> **What the task requires**: Pictures do not belong in the copy. Write out exactly the lines from the one containing "What does this" through the end of the data.
──────── Exercise material ────────
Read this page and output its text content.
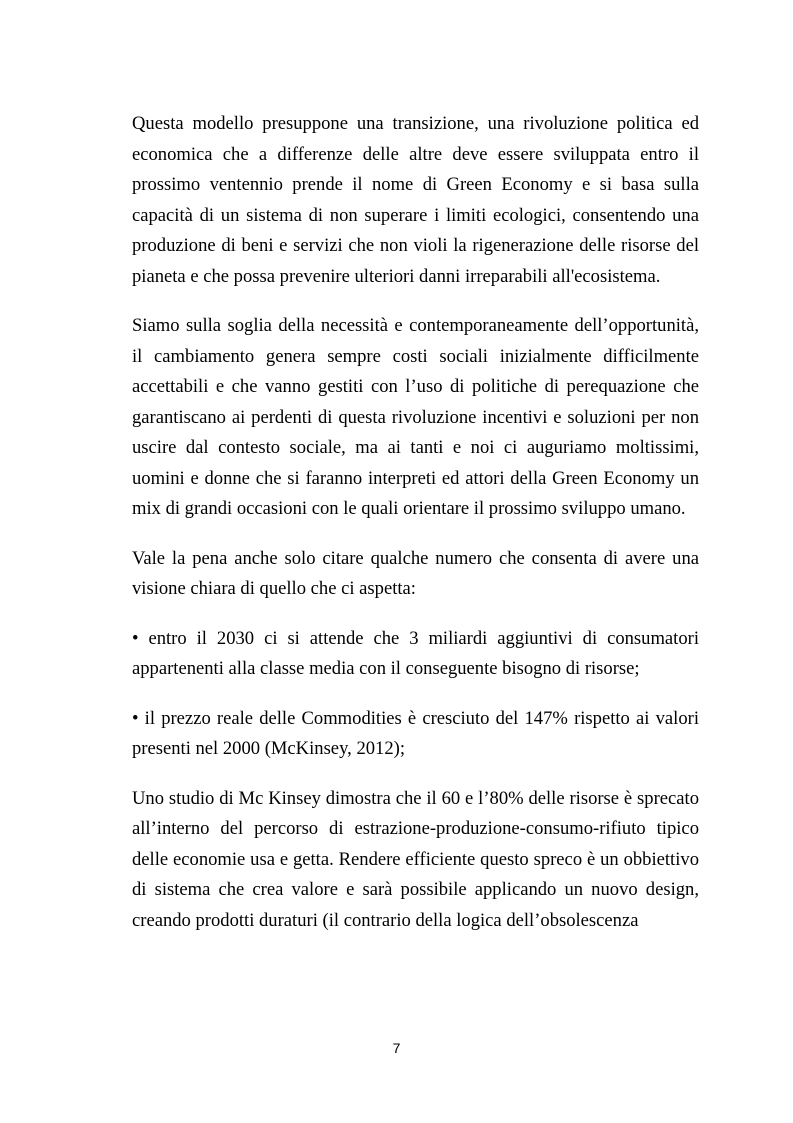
Questa modello presuppone una transizione, una rivoluzione politica ed economica che a differenze delle altre deve essere sviluppata entro il prossimo ventennio prende il nome di Green Economy e si basa sulla capacità di un sistema di non superare i limiti ecologici, consentendo una produzione di beni e servizi che non violi la rigenerazione delle risorse del pianeta e che possa prevenire ulteriori danni irreparabili all'ecosistema.

Siamo sulla soglia della necessità e contemporaneamente dell’opportunità, il cambiamento genera sempre costi sociali inizialmente difficilmente accettabili e che vanno gestiti con l’uso di politiche di perequazione che garantiscano ai perdenti di questa rivoluzione incentivi e soluzioni per non uscire dal contesto sociale, ma ai tanti e noi ci auguriamo moltissimi, uomini e donne che si faranno interpreti ed attori della Green Economy un mix di grandi occasioni con le quali orientare il prossimo sviluppo umano.

Vale la pena anche solo citare qualche numero che consenta di avere una visione chiara di quello che ci aspetta:

• entro il 2030 ci si attende che 3 miliardi aggiuntivi di consumatori appartenenti alla classe media con il conseguente bisogno di risorse;

• il prezzo reale delle Commodities è cresciuto del 147% rispetto ai valori presenti nel 2000 (McKinsey, 2012);

Uno studio di Mc Kinsey dimostra che il 60 e l’80% delle risorse è sprecato all’interno del percorso di estrazione-produzione-consumo-rifiuto tipico delle economie usa e getta. Rendere efficiente questo spreco è un obbiettivo di sistema che crea valore e sarà possibile applicando un nuovo design, creando prodotti duraturi (il contrario della logica dell’obsolescenza

7
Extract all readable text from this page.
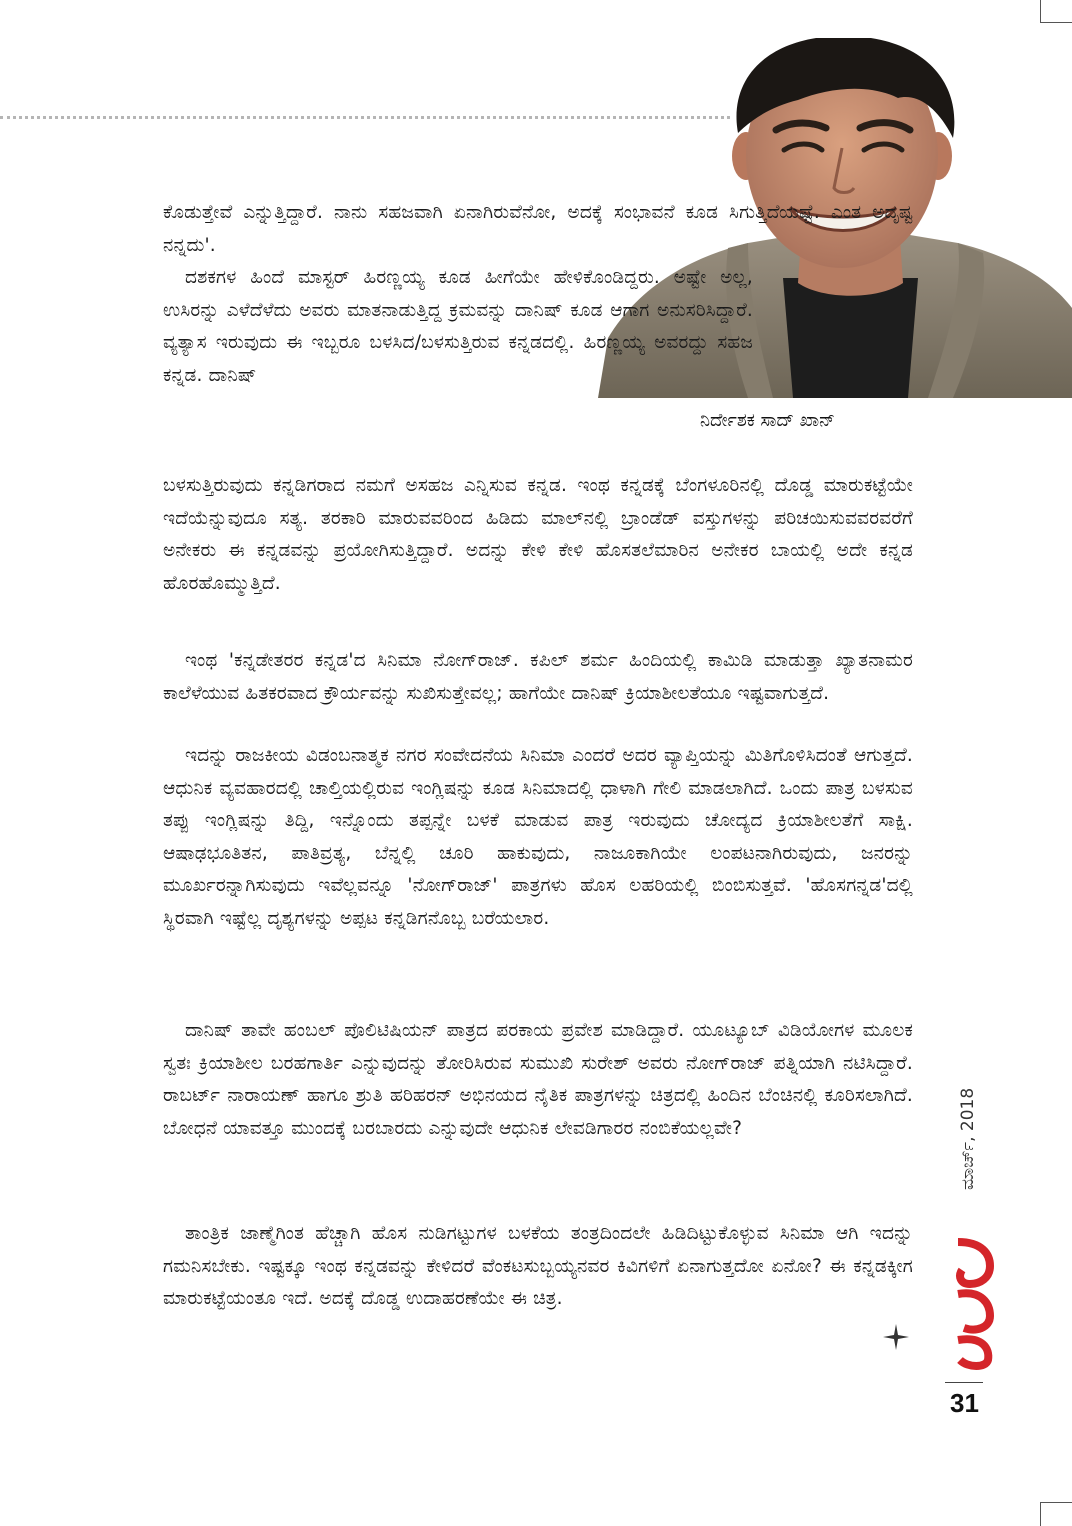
ನಿರ್ದೇಶಕ ಸಾದ್ ಖಾನ್

ಕೊಡುತ್ತೇವೆ ಎನ್ನುತ್ತಿದ್ದಾರೆ. ನಾನು ಸಹಜವಾಗಿ ಏನಾಗಿರುವೆನೋ, ಅದಕ್ಕೆ ಸಂಭಾವನೆ ಕೂಡ ಸಿಗುತ್ತಿದೆಯಷ್ಟೆ. ಎಂತ ಅದೃಷ್ಟ ನನ್ನದು'.

ದಶಕಗಳ ಹಿಂದೆ ಮಾಸ್ಟರ್ ಹಿರಣ್ಣಯ್ಯ ಕೂಡ ಹೀಗೆಯೇ ಹೇಳಿಕೊಂಡಿದ್ದರು. ಅಷ್ಟೇ ಅಲ್ಲ, ಉಸಿರನ್ನು ಎಳೆದೆಳೆದು ಅವರು ಮಾತನಾಡುತ್ತಿದ್ದ ಕ್ರಮವನ್ನು ದಾನಿಷ್ ಕೂಡ ಆಗಾಗ ಅನುಸರಿಸಿದ್ದಾರೆ. ವ್ಯತ್ಯಾಸ ಇರುವುದು ಈ ಇಬ್ಬರೂ ಬಳಸಿದ/ಬಳಸುತ್ತಿರುವ ಕನ್ನಡದಲ್ಲಿ. ಹಿರಣ್ಣಯ್ಯ ಅವರದ್ದು ಸಹಜ ಕನ್ನಡ. ದಾನಿಷ್

ಬಳಸುತ್ತಿರುವುದು ಕನ್ನಡಿಗರಾದ ನಮಗೆ ಅಸಹಜ ಎನ್ನಿಸುವ ಕನ್ನಡ. ಇಂಥ ಕನ್ನಡಕ್ಕೆ ಬೆಂಗಳೂರಿನಲ್ಲಿ ದೊಡ್ಡ ಮಾರುಕಟ್ಟೆಯೇ ಇದೆಯೆನ್ನುವುದೂ ಸತ್ಯ. ತರಕಾರಿ ಮಾರುವವರಿಂದ ಹಿಡಿದು ಮಾಲ್‌ನಲ್ಲಿ ಬ್ರಾಂಡೆಡ್ ವಸ್ತುಗಳನ್ನು ಪರಿಚಯಿಸುವವರವರೆಗೆ ಅನೇಕರು ಈ ಕನ್ನಡವನ್ನು ಪ್ರಯೋಗಿಸುತ್ತಿದ್ದಾರೆ. ಅದನ್ನು ಕೇಳಿ ಕೇಳಿ ಹೊಸತಲೆಮಾರಿನ ಅನೇಕರ ಬಾಯಲ್ಲಿ ಅದೇ ಕನ್ನಡ ಹೊರಹೊಮ್ಮುತ್ತಿದೆ.

ಇಂಥ 'ಕನ್ನಡೇತರರ ಕನ್ನಡ'ದ ಸಿನಿಮಾ ನೋಗ್‌ರಾಜ್. ಕಪಿಲ್ ಶರ್ಮ ಹಿಂದಿಯಲ್ಲಿ ಕಾಮಿಡಿ ಮಾಡುತ್ತಾ ಖ್ಯಾತನಾಮರ ಕಾಲೆಳೆಯುವ ಹಿತಕರವಾದ ಕ್ರೌರ್ಯವನ್ನು ಸುಖಿಸುತ್ತೇವಲ್ಲ; ಹಾಗೆಯೇ ದಾನಿಷ್ ಕ್ರಿಯಾಶೀಲತೆಯೂ ಇಷ್ಟವಾಗುತ್ತದೆ.

ಇದನ್ನು ರಾಜಕೀಯ ವಿಡಂಬನಾತ್ಮಕ ನಗರ ಸಂವೇದನೆಯ ಸಿನಿಮಾ ಎಂದರೆ ಅದರ ವ್ಯಾಪ್ತಿಯನ್ನು ಮಿತಿಗೊಳಿಸಿದಂತೆ ಆಗುತ್ತದೆ. ಆಧುನಿಕ ವ್ಯವಹಾರದಲ್ಲಿ ಚಾಲ್ತಿಯಲ್ಲಿರುವ ಇಂಗ್ಲಿಷನ್ನು ಕೂಡ ಸಿನಿಮಾದಲ್ಲಿ ಧಾಳಾಗಿ ಗೇಲಿ ಮಾಡಲಾಗಿದೆ. ಒಂದು ಪಾತ್ರ ಬಳಸುವ ತಪ್ಪು ಇಂಗ್ಲಿಷನ್ನು ತಿದ್ದಿ, ಇನ್ನೊಂದು ತಪ್ಪನ್ನೇ ಬಳಕೆ ಮಾಡುವ ಪಾತ್ರ ಇರುವುದು ಚೋದ್ಯದ ಕ್ರಿಯಾಶೀಲತೆಗೆ ಸಾಕ್ಷಿ. ಆಷಾಢಭೂತಿತನ, ಪಾತಿವ್ರತ್ಯ, ಬೆನ್ನಲ್ಲಿ ಚೂರಿ ಹಾಕುವುದು, ನಾಜೂಕಾಗಿಯೇ ಲಂಪಟನಾಗಿರುವುದು, ಜನರನ್ನು ಮೂರ್ಖರನ್ನಾಗಿಸುವುದು ಇವೆಲ್ಲವನ್ನೂ 'ನೋಗ್‌ರಾಜ್' ಪಾತ್ರಗಳು ಹೊಸ ಲಹರಿಯಲ್ಲಿ ಬಿಂಬಿಸುತ್ತವೆ. 'ಹೊಸಗನ್ನಡ'ದಲ್ಲಿ ಸ್ಥಿರವಾಗಿ ಇಷ್ಟೆಲ್ಲ ದೃಶ್ಯಗಳನ್ನು ಅಪ್ಪಟ ಕನ್ನಡಿಗನೊಬ್ಬ ಬರೆಯಲಾರ.

ದಾನಿಷ್ ತಾವೇ ಹಂಬಲ್ ಪೊಲಿಟಿಷಿಯನ್ ಪಾತ್ರದ ಪರಕಾಯ ಪ್ರವೇಶ ಮಾಡಿದ್ದಾರೆ. ಯೂಟ್ಯೂಬ್ ವಿಡಿಯೋಗಳ ಮೂಲಕ ಸ್ವತಃ ಕ್ರಿಯಾಶೀಲ ಬರಹಗಾರ್ತಿ ಎನ್ನುವುದನ್ನು ತೋರಿಸಿರುವ ಸುಮುಖಿ ಸುರೇಶ್ ಅವರು ನೋಗ್‌ರಾಜ್ ಪತ್ನಿಯಾಗಿ ನಟಿಸಿದ್ದಾರೆ. ರಾಬರ್ಟ್ ನಾರಾಯಣ್ ಹಾಗೂ ಶ್ರುತಿ ಹರಿಹರನ್ ಅಭಿನಯದ ನೈತಿಕ ಪಾತ್ರಗಳನ್ನು ಚಿತ್ರದಲ್ಲಿ ಹಿಂದಿನ ಬೆಂಚಿನಲ್ಲಿ ಕೂರಿಸಲಾಗಿದೆ. ಬೋಧನೆ ಯಾವತ್ತೂ ಮುಂದಕ್ಕೆ ಬರಬಾರದು ಎನ್ನುವುದೇ ಆಧುನಿಕ ಲೇವಡಿಗಾರರ ನಂಬಿಕೆಯಲ್ಲವೇ?

ತಾಂತ್ರಿಕ ಜಾಣ್ಮೆಗಿಂತ ಹೆಚ್ಚಾಗಿ ಹೊಸ ನುಡಿಗಟ್ಟುಗಳ ಬಳಕೆಯ ತಂತ್ರದಿಂದಲೇ ಹಿಡಿದಿಟ್ಟುಕೊಳ್ಳುವ ಸಿನಿಮಾ ಆಗಿ ಇದನ್ನು ಗಮನಿಸಬೇಕು. ಇಷ್ಟಕ್ಕೂ ಇಂಥ ಕನ್ನಡವನ್ನು ಕೇಳಿದರೆ ವೆಂಕಟಸುಬ್ಬಯ್ಯನವರ ಕಿವಿಗಳಿಗೆ ಏನಾಗುತ್ತದೋ ಏನೋ? ಈ ಕನ್ನಡಕ್ಕೀಗ ಮಾರುಕಟ್ಟೆಯಂತೂ ಇದೆ. ಅದಕ್ಕೆ ದೊಡ್ಡ ಉದಾಹರಣೆಯೇ ಈ ಚಿತ್ರ.

ಮಾರ್ಚ್, 2018
31
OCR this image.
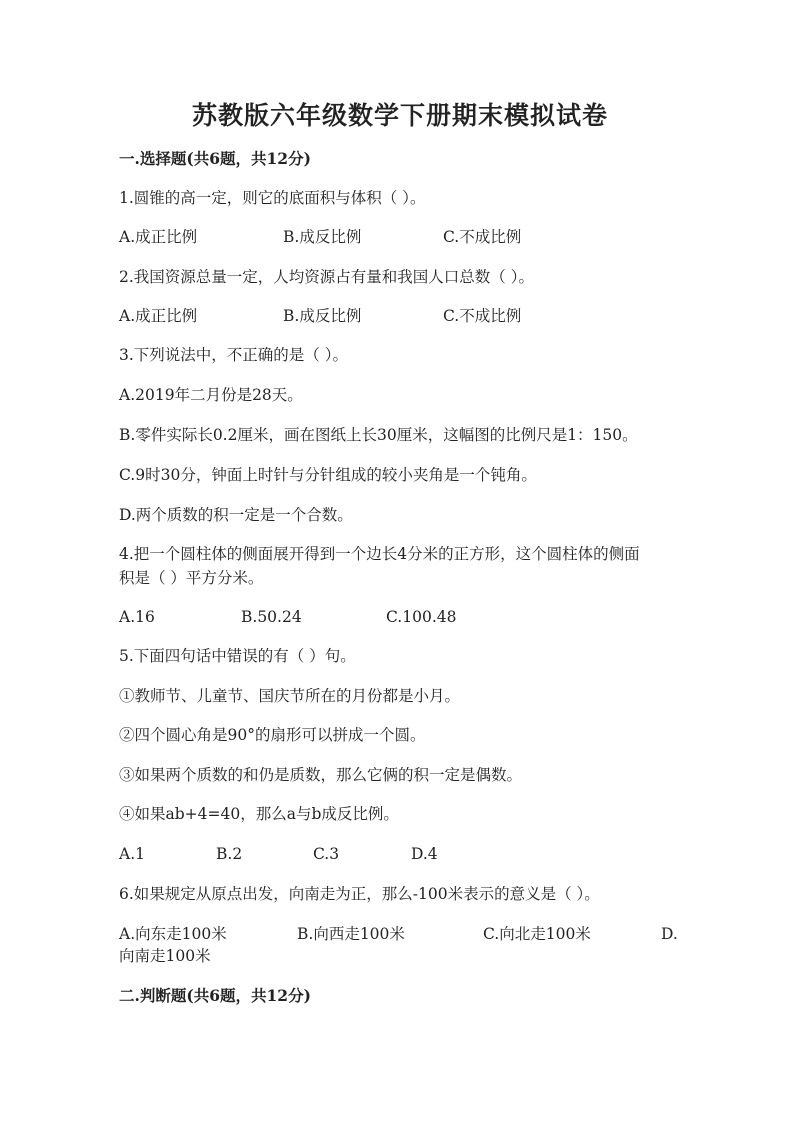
苏教版六年级数学下册期末模拟试卷
一.选择题(共6题，共12分)
1.圆锥的高一定，则它的底面积与体积（ ）。
A.成正比例	B.成反比例	C.不成比例
2.我国资源总量一定，人均资源占有量和我国人口总数（ ）。
A.成正比例	B.成反比例	C.不成比例
3.下列说法中，不正确的是（ ）。
A.2019年二月份是28天。
B.零件实际长0.2厘米，画在图纸上长30厘米，这幅图的比例尺是1：150。
C.9时30分，钟面上时针与分针组成的较小夹角是一个钝角。
D.两个质数的积一定是一个合数。
4.把一个圆柱体的侧面展开得到一个边长4分米的正方形，这个圆柱体的侧面
积是（ ）平方分米。
A.16	B.50.24	C.100.48
5.下面四句话中错误的有（ ）句。
①教师节、儿童节、国庆节所在的月份都是小月。
②四个圆心角是90°的扇形可以拼成一个圆。
③如果两个质数的和仍是质数，那么它俩的积一定是偶数。
④如果ab+4=40，那么a与b成反比例。
A.1	B.2	C.3	D.4
6.如果规定从原点出发，向南走为正，那么-100米表示的意义是（ ）。
A.向东走100米	B.向西走100米	C.向北走100米	D.
向南走100米
二.判断题(共6题，共12分)
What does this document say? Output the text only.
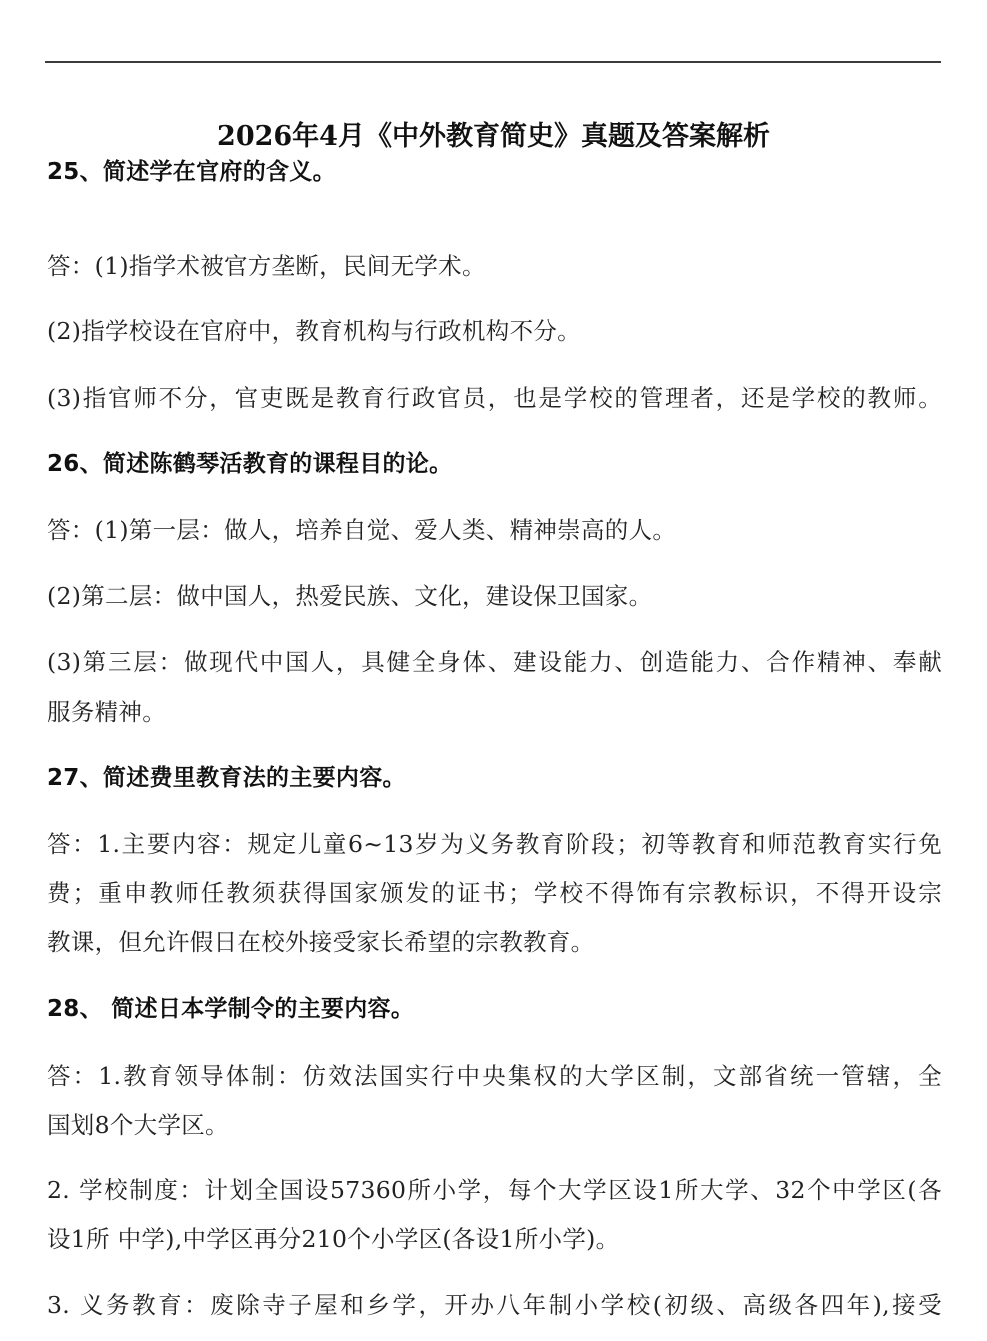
2026年4月《中外教育简史》真题及答案解析
25、简述学在官府的含义。
答：(1)指学术被官方垄断，民间无学术。
(2)指学校设在官府中，教育机构与行政机构不分。
(3)指官师不分，官吏既是教育行政官员，也是学校的管理者，还是学校的教师。
26、简述陈鹤琴活教育的课程目的论。
答：(1)第一层：做人，培养自觉、爱人类、精神崇高的人。
(2)第二层：做中国人，热爱民族、文化，建设保卫国家。
(3)第三层：做现代中国人，具健全身体、建设能力、创造能力、合作精神、奉献
服务精神。
27、简述费里教育法的主要内容。
答：1.主要内容：规定儿童6~13岁为义务教育阶段；初等教育和师范教育实行免
费；重申教师任教须获得国家颁发的证书；学校不得饰有宗教标识，不得开设宗
教课，但允许假日在校外接受家长希望的宗教教育。
28、 简述日本学制令的主要内容。
答：1.教育领导体制：仿效法国实行中央集权的大学区制，文部省统一管辖，全
国划8个大学区。
2. 学校制度：计划全国设57360所小学，每个大学区设1所大学、32个中学区(各
设1所 中学),中学区再分210个小学区(各设1所小学)。
3. 义务教育：废除寺子屋和乡学，开办八年制小学校(初级、高级各四年),接受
────────
> **Expected output**:
What does this document say? Output the text only.
2026年4月《中外教育简史》真题及答案解析
25、简述学在官府的含义。
答：(1)指学术被官方垄断，民间无学术。
(2)指学校设在官府中，教育机构与行政机构不分。
(3)指官师不分，官吏既是教育行政官员，也是学校的管理者，还是学校的教师。
26、简述陈鹤琴活教育的课程目的论。
答：(1)第一层：做人，培养自觉、爱人类、精神崇高的人。
(2)第二层：做中国人，热爱民族、文化，建设保卫国家。
(3)第三层：做现代中国人，具健全身体、建设能力、创造能力、合作精神、奉献
服务精神。
27、简述费里教育法的主要内容。
答：1.主要内容：规定儿童6~13岁为义务教育阶段；初等教育和师范教育实行免
费；重申教师任教须获得国家颁发的证书；学校不得饰有宗教标识，不得开设宗
教课，但允许假日在校外接受家长希望的宗教教育。
28、 简述日本学制令的主要内容。
答：1.教育领导体制：仿效法国实行中央集权的大学区制，文部省统一管辖，全
国划8个大学区。
2. 学校制度：计划全国设57360所小学，每个大学区设1所大学、32个中学区(各
设1所 中学),中学区再分210个小学区(各设1所小学)。
3. 义务教育：废除寺子屋和乡学，开办八年制小学校(初级、高级各四年),接受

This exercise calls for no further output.